- [Problem details]:
Count every line that holds the string "számú", and report the number alone.

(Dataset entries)
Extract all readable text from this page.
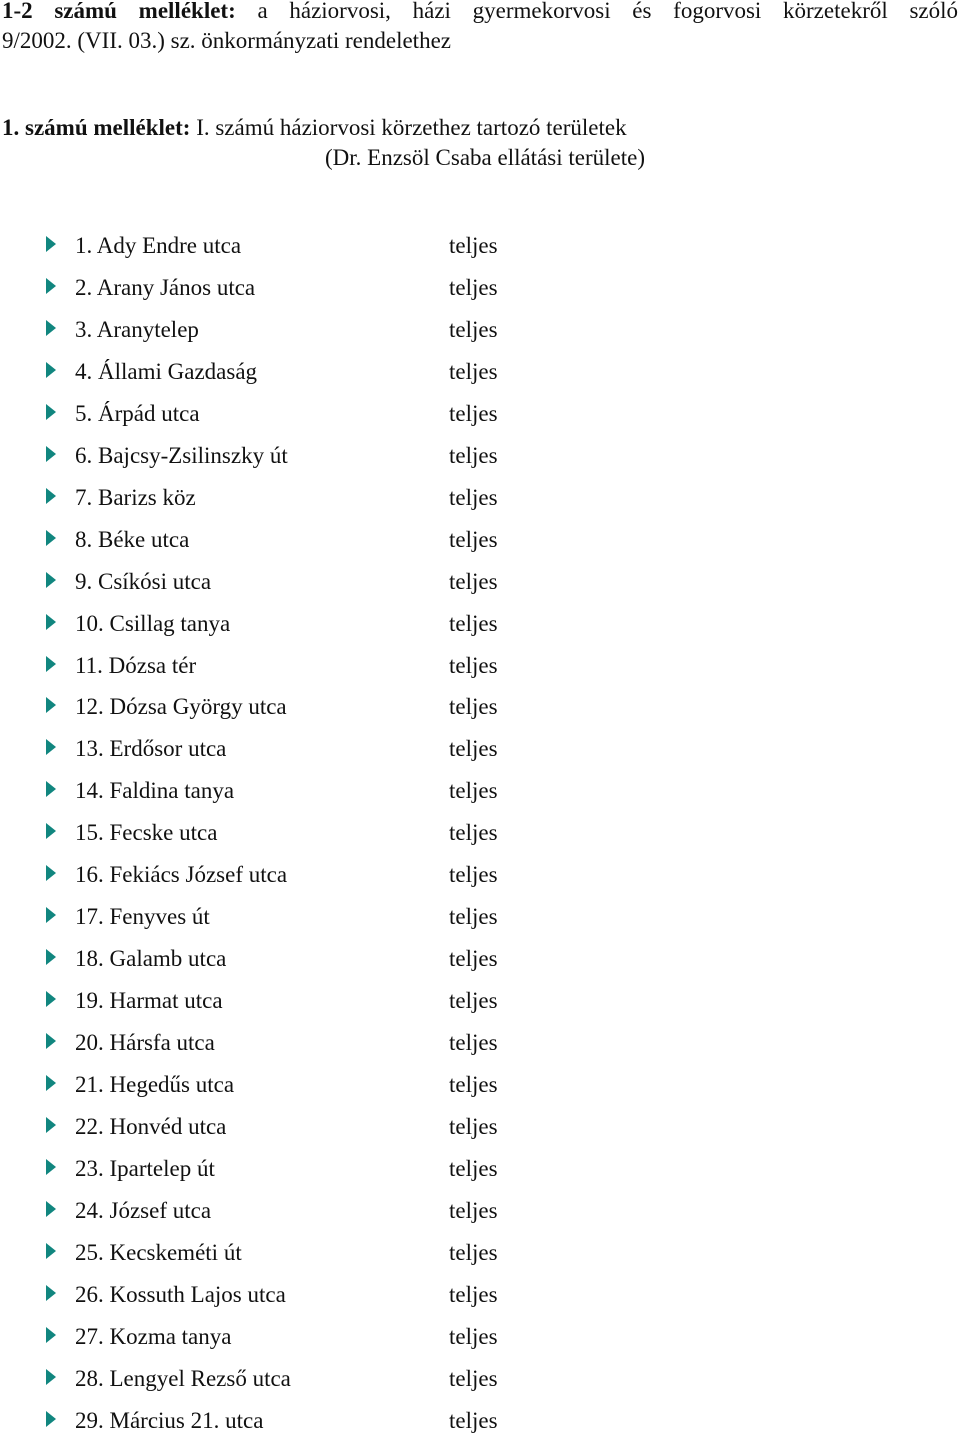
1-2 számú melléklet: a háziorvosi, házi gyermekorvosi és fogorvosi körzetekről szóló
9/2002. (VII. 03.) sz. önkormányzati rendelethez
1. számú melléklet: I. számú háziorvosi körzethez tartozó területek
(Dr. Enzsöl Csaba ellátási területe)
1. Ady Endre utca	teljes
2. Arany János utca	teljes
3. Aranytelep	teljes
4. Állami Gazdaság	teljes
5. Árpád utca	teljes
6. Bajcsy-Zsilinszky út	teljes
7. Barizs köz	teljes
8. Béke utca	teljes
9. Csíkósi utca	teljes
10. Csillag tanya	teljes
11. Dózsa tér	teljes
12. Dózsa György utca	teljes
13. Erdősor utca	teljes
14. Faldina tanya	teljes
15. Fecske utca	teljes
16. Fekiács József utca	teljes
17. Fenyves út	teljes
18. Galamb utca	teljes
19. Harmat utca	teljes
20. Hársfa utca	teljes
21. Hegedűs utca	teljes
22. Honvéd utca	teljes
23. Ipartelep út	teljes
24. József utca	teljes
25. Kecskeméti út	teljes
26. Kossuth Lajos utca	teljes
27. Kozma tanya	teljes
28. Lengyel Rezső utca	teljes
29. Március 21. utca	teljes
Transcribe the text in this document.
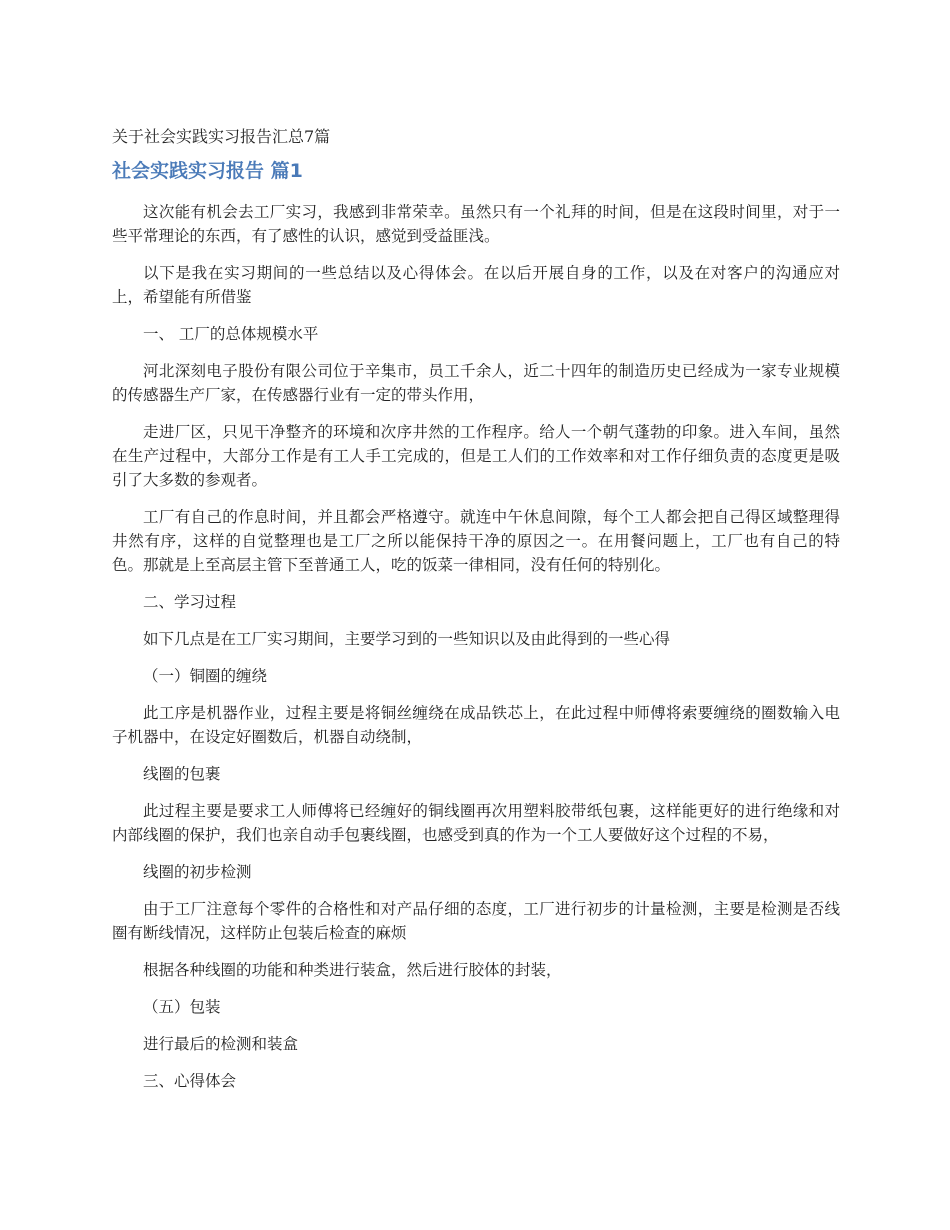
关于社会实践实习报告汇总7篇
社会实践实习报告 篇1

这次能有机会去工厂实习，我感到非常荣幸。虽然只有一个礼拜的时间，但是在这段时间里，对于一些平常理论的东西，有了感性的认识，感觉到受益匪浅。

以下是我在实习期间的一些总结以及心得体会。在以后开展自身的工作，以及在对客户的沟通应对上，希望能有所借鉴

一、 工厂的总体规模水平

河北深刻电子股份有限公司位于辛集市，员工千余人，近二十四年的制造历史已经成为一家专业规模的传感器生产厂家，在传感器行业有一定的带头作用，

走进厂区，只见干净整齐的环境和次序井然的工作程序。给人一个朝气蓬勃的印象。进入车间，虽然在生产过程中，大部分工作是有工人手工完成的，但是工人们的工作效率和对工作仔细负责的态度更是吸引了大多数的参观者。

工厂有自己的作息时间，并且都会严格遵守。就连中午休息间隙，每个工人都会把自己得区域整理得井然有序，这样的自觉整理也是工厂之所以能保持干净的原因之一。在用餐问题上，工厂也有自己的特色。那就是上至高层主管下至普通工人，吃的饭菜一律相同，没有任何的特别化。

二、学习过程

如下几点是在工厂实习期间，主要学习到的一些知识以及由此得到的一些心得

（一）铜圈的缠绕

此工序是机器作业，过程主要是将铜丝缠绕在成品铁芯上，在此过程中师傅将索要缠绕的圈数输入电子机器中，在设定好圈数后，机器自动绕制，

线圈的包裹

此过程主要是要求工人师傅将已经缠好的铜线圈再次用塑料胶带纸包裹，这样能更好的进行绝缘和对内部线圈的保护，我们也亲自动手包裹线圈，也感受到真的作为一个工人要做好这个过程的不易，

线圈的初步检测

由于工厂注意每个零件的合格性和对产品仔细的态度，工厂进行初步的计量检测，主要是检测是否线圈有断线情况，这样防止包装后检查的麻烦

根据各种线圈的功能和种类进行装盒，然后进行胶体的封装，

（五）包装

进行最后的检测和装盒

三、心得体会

- [The response]:
2